What to produce:
Among the entries below, find each line with "JSON" and show it.
((
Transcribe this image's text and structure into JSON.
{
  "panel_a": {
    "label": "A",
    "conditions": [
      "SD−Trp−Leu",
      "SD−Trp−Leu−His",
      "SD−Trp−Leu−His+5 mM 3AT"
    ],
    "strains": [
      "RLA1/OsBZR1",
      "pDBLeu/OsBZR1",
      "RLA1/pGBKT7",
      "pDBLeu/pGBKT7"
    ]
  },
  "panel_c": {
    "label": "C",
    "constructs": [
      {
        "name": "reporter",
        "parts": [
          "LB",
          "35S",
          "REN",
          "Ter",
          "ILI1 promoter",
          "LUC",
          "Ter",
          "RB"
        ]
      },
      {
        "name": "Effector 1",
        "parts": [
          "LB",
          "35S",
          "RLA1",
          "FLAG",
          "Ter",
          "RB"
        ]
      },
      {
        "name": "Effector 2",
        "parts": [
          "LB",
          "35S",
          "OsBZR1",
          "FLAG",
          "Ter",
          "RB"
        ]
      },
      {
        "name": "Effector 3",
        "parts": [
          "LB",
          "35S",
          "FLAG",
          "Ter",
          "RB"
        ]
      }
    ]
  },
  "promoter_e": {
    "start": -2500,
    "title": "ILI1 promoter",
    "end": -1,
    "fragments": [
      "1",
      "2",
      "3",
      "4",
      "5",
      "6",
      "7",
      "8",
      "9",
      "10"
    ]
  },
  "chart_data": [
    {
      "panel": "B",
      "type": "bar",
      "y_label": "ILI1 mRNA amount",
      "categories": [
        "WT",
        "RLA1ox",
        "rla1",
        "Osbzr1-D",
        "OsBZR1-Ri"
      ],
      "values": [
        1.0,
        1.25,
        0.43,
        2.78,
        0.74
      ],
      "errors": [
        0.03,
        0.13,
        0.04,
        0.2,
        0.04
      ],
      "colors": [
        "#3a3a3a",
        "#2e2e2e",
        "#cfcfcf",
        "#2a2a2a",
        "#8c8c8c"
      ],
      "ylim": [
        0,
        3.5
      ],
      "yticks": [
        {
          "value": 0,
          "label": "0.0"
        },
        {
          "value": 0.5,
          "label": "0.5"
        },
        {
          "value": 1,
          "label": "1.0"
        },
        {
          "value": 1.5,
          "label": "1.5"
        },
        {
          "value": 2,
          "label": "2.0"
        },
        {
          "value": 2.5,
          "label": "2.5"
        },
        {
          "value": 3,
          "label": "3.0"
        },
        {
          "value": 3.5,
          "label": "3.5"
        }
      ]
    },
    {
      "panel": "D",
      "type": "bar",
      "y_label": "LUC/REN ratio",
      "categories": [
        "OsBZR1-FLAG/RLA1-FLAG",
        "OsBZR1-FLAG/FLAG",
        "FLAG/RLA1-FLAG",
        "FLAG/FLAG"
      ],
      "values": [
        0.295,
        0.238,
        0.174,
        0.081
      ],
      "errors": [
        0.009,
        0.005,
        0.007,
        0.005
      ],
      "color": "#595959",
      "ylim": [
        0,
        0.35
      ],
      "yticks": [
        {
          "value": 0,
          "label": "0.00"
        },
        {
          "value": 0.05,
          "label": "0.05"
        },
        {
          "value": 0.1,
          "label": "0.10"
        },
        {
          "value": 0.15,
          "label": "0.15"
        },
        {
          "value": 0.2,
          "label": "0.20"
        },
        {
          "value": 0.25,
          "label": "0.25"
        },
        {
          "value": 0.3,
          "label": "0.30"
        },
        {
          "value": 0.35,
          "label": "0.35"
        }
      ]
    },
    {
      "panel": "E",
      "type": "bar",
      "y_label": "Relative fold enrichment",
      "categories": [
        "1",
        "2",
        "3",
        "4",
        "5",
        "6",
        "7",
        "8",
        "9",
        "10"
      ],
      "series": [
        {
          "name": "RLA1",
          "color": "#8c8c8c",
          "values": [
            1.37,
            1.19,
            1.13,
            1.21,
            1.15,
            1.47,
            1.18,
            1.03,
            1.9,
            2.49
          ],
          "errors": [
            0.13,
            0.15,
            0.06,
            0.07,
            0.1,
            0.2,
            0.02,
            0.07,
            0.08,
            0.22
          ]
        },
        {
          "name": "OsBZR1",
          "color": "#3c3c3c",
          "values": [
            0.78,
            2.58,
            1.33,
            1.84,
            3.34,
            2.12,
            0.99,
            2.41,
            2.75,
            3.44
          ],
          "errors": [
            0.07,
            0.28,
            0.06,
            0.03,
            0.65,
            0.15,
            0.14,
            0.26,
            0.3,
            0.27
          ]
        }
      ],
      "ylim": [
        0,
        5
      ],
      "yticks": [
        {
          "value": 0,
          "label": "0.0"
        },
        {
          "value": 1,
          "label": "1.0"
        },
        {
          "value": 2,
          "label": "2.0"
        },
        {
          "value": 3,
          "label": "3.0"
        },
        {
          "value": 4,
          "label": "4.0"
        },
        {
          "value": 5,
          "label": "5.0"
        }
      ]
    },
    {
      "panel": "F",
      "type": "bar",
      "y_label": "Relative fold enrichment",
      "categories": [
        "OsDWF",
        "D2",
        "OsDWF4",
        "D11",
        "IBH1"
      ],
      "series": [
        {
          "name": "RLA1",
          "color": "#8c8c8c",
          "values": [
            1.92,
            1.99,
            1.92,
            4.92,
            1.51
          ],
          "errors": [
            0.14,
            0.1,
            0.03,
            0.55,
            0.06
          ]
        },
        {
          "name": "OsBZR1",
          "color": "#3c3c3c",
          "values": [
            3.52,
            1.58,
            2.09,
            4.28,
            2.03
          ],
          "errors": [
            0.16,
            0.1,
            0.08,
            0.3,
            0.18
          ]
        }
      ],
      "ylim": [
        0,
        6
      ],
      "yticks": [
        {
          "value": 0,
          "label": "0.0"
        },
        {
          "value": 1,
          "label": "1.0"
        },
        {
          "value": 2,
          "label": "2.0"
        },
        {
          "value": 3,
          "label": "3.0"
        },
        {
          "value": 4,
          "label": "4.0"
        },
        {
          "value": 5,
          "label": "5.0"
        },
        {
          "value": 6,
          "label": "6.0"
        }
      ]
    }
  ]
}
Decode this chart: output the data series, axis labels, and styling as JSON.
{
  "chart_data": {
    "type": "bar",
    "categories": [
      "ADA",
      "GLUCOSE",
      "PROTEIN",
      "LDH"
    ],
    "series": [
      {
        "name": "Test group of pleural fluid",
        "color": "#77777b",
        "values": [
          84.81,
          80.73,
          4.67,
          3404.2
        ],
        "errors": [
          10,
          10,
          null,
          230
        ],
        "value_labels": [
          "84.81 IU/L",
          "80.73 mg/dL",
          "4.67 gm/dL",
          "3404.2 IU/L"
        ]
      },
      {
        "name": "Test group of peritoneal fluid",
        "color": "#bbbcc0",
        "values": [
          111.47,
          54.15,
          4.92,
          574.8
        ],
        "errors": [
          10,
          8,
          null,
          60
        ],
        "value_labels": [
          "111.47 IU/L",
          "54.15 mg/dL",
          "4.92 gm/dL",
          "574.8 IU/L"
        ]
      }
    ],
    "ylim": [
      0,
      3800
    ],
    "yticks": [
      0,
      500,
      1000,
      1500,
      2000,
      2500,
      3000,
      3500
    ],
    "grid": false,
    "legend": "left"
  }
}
))
Solution to this task:
Transcribe this image's text and structure into JSON.
Decode this chart: output the data series, axis labels, and styling as JSON.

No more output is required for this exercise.